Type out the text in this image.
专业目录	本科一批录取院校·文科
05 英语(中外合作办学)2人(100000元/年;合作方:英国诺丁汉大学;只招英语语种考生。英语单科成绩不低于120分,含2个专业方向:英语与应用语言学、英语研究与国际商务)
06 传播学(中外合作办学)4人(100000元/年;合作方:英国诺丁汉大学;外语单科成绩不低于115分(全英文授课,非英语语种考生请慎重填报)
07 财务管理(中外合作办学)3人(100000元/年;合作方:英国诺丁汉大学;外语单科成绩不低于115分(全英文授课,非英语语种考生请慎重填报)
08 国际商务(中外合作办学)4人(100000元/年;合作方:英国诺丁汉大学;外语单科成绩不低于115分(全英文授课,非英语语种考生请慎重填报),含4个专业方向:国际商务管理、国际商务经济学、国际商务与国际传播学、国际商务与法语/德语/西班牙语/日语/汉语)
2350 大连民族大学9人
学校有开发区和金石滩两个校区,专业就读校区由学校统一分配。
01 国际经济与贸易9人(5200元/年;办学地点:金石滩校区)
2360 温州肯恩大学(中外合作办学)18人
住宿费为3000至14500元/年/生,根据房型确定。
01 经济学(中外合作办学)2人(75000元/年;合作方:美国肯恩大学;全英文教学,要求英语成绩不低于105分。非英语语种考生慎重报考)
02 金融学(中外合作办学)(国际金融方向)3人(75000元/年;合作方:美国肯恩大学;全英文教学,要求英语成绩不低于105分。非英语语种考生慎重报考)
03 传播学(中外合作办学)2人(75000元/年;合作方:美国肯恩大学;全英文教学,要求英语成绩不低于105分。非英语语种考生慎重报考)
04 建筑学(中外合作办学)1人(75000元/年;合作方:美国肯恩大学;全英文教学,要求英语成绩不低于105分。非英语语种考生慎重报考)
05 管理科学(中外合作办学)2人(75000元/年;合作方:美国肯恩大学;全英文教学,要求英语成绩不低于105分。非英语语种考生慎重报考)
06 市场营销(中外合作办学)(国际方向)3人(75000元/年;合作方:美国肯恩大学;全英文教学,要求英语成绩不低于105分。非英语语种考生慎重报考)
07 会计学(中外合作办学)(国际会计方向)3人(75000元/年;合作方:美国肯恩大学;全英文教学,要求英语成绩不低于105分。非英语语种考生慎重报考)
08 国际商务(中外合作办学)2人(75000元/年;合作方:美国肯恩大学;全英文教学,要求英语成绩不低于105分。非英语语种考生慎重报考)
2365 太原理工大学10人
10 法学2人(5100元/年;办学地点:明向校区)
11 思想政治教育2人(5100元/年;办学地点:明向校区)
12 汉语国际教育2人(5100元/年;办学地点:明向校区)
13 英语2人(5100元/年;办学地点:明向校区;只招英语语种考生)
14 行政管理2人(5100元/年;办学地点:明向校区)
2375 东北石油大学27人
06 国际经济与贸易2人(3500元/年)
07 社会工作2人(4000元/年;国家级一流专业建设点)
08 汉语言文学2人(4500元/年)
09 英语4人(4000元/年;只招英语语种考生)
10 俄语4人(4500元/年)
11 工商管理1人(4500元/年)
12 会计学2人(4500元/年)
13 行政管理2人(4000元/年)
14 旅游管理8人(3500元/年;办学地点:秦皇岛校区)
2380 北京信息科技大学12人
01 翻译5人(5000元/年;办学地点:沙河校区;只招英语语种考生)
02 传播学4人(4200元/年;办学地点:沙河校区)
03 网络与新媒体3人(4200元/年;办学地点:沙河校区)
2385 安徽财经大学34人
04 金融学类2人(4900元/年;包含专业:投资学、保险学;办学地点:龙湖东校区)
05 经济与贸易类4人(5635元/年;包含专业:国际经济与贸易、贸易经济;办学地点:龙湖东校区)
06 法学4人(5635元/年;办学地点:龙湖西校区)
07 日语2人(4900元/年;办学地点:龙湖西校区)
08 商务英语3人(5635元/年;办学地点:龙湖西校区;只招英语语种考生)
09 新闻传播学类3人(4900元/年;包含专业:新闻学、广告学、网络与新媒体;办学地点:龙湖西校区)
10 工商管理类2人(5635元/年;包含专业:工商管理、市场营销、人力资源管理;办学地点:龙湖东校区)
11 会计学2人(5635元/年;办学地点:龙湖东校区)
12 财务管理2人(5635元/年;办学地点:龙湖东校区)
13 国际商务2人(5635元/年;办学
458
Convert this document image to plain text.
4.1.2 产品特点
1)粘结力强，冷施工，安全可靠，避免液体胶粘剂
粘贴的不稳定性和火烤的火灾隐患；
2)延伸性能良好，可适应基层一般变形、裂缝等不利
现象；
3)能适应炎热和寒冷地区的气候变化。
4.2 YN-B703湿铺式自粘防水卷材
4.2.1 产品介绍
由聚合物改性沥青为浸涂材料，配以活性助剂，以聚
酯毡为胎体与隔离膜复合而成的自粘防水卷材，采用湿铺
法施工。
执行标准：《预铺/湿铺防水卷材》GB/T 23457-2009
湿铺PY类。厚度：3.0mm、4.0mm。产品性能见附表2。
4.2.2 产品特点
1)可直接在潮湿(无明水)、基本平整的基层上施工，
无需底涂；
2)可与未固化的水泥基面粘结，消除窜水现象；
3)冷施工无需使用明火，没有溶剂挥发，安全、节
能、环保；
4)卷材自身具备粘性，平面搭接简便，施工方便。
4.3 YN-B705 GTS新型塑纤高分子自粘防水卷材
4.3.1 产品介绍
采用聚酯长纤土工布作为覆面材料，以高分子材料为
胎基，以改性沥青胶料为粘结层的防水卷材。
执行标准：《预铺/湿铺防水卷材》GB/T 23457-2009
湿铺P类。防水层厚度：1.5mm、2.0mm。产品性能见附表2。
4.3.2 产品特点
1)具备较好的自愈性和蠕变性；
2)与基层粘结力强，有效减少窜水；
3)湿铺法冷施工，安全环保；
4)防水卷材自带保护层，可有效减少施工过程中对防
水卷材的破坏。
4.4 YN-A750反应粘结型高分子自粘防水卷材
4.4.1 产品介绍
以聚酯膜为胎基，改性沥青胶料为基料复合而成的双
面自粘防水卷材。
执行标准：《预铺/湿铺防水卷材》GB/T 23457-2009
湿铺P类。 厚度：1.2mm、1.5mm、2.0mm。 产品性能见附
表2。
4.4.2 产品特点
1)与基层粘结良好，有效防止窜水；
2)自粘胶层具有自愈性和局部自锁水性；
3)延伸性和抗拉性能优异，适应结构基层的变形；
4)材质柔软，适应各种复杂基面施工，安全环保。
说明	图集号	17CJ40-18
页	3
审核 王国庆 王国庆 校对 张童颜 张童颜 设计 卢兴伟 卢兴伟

- _Exercise task_:
Work out how many lines above contain the word "包含专业". Give only the number.

- _Exercise output_:
4